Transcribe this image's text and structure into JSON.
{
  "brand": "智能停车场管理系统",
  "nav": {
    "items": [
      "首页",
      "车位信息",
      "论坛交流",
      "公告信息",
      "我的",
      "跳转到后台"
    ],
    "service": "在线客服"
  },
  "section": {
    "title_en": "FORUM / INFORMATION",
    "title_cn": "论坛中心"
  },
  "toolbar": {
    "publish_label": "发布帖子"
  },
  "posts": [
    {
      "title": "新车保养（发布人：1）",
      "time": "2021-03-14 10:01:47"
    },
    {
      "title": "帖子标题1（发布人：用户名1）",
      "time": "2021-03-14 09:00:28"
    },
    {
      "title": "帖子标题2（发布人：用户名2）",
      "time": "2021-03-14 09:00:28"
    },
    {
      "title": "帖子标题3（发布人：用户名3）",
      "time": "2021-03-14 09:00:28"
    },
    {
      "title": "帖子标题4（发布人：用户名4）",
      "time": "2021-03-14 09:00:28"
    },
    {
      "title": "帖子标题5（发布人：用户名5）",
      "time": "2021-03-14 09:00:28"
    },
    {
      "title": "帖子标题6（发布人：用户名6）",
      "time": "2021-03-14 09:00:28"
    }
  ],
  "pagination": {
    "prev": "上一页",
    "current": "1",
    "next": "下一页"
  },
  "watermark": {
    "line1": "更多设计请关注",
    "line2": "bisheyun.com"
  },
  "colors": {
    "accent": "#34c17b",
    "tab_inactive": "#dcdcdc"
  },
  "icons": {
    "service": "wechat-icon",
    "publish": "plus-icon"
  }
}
==
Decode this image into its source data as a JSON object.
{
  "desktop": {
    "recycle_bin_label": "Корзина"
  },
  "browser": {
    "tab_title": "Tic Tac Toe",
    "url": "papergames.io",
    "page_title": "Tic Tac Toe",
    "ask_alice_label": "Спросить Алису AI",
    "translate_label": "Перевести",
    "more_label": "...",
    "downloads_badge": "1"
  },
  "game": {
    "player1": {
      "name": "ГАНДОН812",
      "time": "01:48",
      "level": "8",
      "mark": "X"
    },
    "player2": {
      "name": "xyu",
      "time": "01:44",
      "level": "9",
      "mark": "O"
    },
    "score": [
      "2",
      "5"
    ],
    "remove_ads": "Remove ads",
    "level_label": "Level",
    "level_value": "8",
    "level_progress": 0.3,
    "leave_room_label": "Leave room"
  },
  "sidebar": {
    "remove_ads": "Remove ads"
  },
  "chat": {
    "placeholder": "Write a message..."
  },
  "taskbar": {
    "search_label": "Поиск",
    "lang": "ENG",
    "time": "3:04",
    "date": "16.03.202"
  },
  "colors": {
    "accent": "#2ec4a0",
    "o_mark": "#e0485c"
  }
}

**TASK:** Look for "Remove" and pull out every line that has it.

**EXERCISE SOLUTION:**
    "remove_ads": "Remove ads",
    "remove_ads": "Remove ads"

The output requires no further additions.